DIRECTIONS FOR THIS TASK.
Set down every record once more, exactly as given.

GIVEN DATA.
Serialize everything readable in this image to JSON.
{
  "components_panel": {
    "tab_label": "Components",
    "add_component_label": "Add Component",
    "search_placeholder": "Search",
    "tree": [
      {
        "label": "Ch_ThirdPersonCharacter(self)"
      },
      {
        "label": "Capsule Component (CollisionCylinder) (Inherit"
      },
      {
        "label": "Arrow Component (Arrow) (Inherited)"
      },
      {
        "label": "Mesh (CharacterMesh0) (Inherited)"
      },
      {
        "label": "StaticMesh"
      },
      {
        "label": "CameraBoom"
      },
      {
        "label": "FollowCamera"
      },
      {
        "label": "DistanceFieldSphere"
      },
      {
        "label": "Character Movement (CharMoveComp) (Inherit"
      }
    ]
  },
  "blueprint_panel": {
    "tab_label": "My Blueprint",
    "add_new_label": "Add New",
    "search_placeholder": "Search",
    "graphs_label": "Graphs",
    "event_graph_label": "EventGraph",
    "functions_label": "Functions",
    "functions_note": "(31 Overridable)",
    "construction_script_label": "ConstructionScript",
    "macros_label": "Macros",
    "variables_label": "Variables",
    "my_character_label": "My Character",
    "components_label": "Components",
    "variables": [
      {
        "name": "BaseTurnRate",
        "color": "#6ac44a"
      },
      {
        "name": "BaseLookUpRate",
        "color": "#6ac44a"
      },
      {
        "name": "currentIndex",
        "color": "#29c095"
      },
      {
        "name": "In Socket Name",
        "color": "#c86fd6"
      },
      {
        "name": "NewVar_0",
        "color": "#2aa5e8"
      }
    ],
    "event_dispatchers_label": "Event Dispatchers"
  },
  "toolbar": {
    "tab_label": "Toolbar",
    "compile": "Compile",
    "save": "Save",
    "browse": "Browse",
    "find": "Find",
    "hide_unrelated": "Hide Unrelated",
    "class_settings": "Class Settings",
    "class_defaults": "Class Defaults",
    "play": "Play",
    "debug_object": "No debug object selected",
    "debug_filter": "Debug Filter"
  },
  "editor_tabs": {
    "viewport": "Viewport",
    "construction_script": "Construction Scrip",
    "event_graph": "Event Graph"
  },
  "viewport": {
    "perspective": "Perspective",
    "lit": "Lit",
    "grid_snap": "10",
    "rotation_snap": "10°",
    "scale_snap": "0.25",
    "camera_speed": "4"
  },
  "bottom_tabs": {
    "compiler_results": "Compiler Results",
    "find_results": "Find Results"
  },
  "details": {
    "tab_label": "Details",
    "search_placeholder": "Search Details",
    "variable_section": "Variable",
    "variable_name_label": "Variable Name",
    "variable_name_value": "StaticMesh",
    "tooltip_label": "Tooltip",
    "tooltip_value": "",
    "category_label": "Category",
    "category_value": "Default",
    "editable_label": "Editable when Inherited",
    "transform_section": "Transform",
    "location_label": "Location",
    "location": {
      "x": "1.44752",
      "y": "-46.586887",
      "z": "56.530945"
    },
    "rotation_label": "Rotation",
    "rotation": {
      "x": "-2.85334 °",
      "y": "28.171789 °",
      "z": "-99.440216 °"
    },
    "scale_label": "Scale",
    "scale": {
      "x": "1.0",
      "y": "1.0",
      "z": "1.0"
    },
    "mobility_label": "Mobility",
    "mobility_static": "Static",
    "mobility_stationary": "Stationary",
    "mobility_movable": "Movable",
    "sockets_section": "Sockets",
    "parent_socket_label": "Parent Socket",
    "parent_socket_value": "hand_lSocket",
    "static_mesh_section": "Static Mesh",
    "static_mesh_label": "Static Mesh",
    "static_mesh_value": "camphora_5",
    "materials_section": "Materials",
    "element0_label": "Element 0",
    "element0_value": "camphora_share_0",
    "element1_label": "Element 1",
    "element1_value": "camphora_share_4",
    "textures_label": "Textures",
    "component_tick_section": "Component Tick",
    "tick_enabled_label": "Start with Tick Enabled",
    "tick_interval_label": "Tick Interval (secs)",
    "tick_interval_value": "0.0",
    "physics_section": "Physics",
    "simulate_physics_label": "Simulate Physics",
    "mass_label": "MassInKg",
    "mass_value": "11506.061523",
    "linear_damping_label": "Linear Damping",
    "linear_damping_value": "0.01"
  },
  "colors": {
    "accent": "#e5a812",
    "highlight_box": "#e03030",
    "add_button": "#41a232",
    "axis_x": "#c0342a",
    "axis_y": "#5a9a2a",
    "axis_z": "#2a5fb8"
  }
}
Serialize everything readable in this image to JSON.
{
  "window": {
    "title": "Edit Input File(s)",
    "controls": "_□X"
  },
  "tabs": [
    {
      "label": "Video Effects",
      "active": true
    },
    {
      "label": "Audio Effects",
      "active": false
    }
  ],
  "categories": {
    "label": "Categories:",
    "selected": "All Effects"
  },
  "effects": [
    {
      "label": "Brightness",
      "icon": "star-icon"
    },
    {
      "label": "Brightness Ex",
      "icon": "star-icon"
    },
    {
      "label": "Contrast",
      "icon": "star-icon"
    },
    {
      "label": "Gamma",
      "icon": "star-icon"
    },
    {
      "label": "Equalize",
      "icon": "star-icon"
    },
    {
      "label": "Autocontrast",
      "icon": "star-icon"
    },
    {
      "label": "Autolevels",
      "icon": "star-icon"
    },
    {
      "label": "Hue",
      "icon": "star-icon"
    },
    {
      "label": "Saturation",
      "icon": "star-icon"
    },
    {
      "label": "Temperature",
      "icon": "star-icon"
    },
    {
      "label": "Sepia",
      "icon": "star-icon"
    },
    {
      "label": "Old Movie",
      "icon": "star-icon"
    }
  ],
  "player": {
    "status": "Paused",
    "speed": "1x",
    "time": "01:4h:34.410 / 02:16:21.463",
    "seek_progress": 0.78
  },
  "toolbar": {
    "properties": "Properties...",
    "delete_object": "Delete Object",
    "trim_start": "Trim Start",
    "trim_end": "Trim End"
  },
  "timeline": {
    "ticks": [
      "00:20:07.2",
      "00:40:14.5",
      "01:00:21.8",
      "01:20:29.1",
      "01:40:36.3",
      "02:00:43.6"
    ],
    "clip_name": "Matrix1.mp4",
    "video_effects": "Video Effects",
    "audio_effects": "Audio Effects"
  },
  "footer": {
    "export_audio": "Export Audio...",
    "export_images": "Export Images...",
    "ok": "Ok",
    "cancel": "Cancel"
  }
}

WORKED SOLUTION.
Serialize everything readable in this image to JSON.
{
  "components_panel": {
    "tab_label": "Components",
    "add_component_label": "Add Component",
    "search_placeholder": "Search",
    "tree": [
      {
        "label": "Ch_ThirdPersonCharacter(self)"
      },
      {
        "label": "Capsule Component (CollisionCylinder) (Inherit"
      },
      {
        "label": "Arrow Component (Arrow) (Inherited)"
      },
      {
        "label": "Mesh (CharacterMesh0) (Inherited)"
      },
      {
        "label": "StaticMesh"
      },
      {
        "label": "CameraBoom"
      },
      {
        "label": "FollowCamera"
      },
      {
        "label": "DistanceFieldSphere"
      },
      {
        "label": "Character Movement (CharMoveComp) (Inherit"
      }
    ]
  },
  "blueprint_panel": {
    "tab_label": "My Blueprint",
    "add_new_label": "Add New",
    "search_placeholder": "Search",
    "graphs_label": "Graphs",
    "event_graph_label": "EventGraph",
    "functions_label": "Functions",
    "functions_note": "(31 Overridable)",
    "construction_script_label": "ConstructionScript",
    "macros_label": "Macros",
    "variables_label": "Variables",
    "my_character_label": "My Character",
    "components_label": "Components",
    "variables": [
      {
        "name": "BaseTurnRate",
        "color": "#6ac44a"
      },
      {
        "name": "BaseLookUpRate",
        "color": "#6ac44a"
      },
      {
        "name": "currentIndex",
        "color": "#29c095"
      },
      {
        "name": "In Socket Name",
        "color": "#c86fd6"
      },
      {
        "name": "NewVar_0",
        "color": "#2aa5e8"
      }
    ],
    "event_dispatchers_label": "Event Dispatchers"
  },
  "toolbar": {
    "tab_label": "Toolbar",
    "compile": "Compile",
    "save": "Save",
    "browse": "Browse",
    "find": "Find",
    "hide_unrelated": "Hide Unrelated",
    "class_settings": "Class Settings",
    "class_defaults": "Class Defaults",
    "play": "Play",
    "debug_object": "No debug object selected",
    "debug_filter": "Debug Filter"
  },
  "editor_tabs": {
    "viewport": "Viewport",
    "construction_script": "Construction Scrip",
    "event_graph": "Event Graph"
  },
  "viewport": {
    "perspective": "Perspective",
    "lit": "Lit",
    "grid_snap": "10",
    "rotation_snap": "10°",
    "scale_snap": "0.25",
    "camera_speed": "4"
  },
  "bottom_tabs": {
    "compiler_results": "Compiler Results",
    "find_results": "Find Results"
  },
  "details": {
    "tab_label": "Details",
    "search_placeholder": "Search Details",
    "variable_section": "Variable",
    "variable_name_label": "Variable Name",
    "variable_name_value": "StaticMesh",
    "tooltip_label": "Tooltip",
    "tooltip_value": "",
    "category_label": "Category",
    "category_value": "Default",
    "editable_label": "Editable when Inherited",
    "transform_section": "Transform",
    "location_label": "Location",
    "location": {
      "x": "1.44752",
      "y": "-46.586887",
      "z": "56.530945"
    },
    "rotation_label": "Rotation",
    "rotation": {
      "x": "-2.85334 °",
      "y": "28.171789 °",
      "z": "-99.440216 °"
    },
    "scale_label": "Scale",
    "scale": {
      "x": "1.0",
      "y": "1.0",
      "z": "1.0"
    },
    "mobility_label": "Mobility",
    "mobility_static": "Static",
    "mobility_stationary": "Stationary",
    "mobility_movable": "Movable",
    "sockets_section": "Sockets",
    "parent_socket_label": "Parent Socket",
    "parent_socket_value": "hand_lSocket",
    "static_mesh_section": "Static Mesh",
    "static_mesh_label": "Static Mesh",
    "static_mesh_value": "camphora_5",
    "materials_section": "Materials",
    "element0_label": "Element 0",
    "element0_value": "camphora_share_0",
    "element1_label": "Element 1",
    "element1_value": "camphora_share_4",
    "textures_label": "Textures",
    "component_tick_section": "Component Tick",
    "tick_enabled_label": "Start with Tick Enabled",
    "tick_interval_label": "Tick Interval (secs)",
    "tick_interval_value": "0.0",
    "physics_section": "Physics",
    "simulate_physics_label": "Simulate Physics",
    "mass_label": "MassInKg",
    "mass_value": "11506.061523",
    "linear_damping_label": "Linear Damping",
    "linear_damping_value": "0.01"
  },
  "colors": {
    "accent": "#e5a812",
    "highlight_box": "#e03030",
    "add_button": "#41a232",
    "axis_x": "#c0342a",
    "axis_y": "#5a9a2a",
    "axis_z": "#2a5fb8"
  }
}
Serialize everything readable in this image to JSON.
{
  "window": {
    "title": "Edit Input File(s)",
    "controls": "_□X"
  },
  "tabs": [
    {
      "label": "Video Effects",
      "active": true
    },
    {
      "label": "Audio Effects",
      "active": false
    }
  ],
  "categories": {
    "label": "Categories:",
    "selected": "All Effects"
  },
  "effects": [
    {
      "label": "Brightness",
      "icon": "star-icon"
    },
    {
      "label": "Brightness Ex",
      "icon": "star-icon"
    },
    {
      "label": "Contrast",
      "icon": "star-icon"
    },
    {
      "label": "Gamma",
      "icon": "star-icon"
    },
    {
      "label": "Equalize",
      "icon": "star-icon"
    },
    {
      "label": "Autocontrast",
      "icon": "star-icon"
    },
    {
      "label": "Autolevels",
      "icon": "star-icon"
    },
    {
      "label": "Hue",
      "icon": "star-icon"
    },
    {
      "label": "Saturation",
      "icon": "star-icon"
    },
    {
      "label": "Temperature",
      "icon": "star-icon"
    },
    {
      "label": "Sepia",
      "icon": "star-icon"
    },
    {
      "label": "Old Movie",
      "icon": "star-icon"
    }
  ],
  "player": {
    "status": "Paused",
    "speed": "1x",
    "time": "01:4h:34.410 / 02:16:21.463",
    "seek_progress": 0.78
  },
  "toolbar": {
    "properties": "Properties...",
    "delete_object": "Delete Object",
    "trim_start": "Trim Start",
    "trim_end": "Trim End"
  },
  "timeline": {
    "ticks": [
      "00:20:07.2",
      "00:40:14.5",
      "01:00:21.8",
      "01:20:29.1",
      "01:40:36.3",
      "02:00:43.6"
    ],
    "clip_name": "Matrix1.mp4",
    "video_effects": "Video Effects",
    "audio_effects": "Audio Effects"
  },
  "footer": {
    "export_audio": "Export Audio...",
    "export_images": "Export Images...",
    "ok": "Ok",
    "cancel": "Cancel"
  }
}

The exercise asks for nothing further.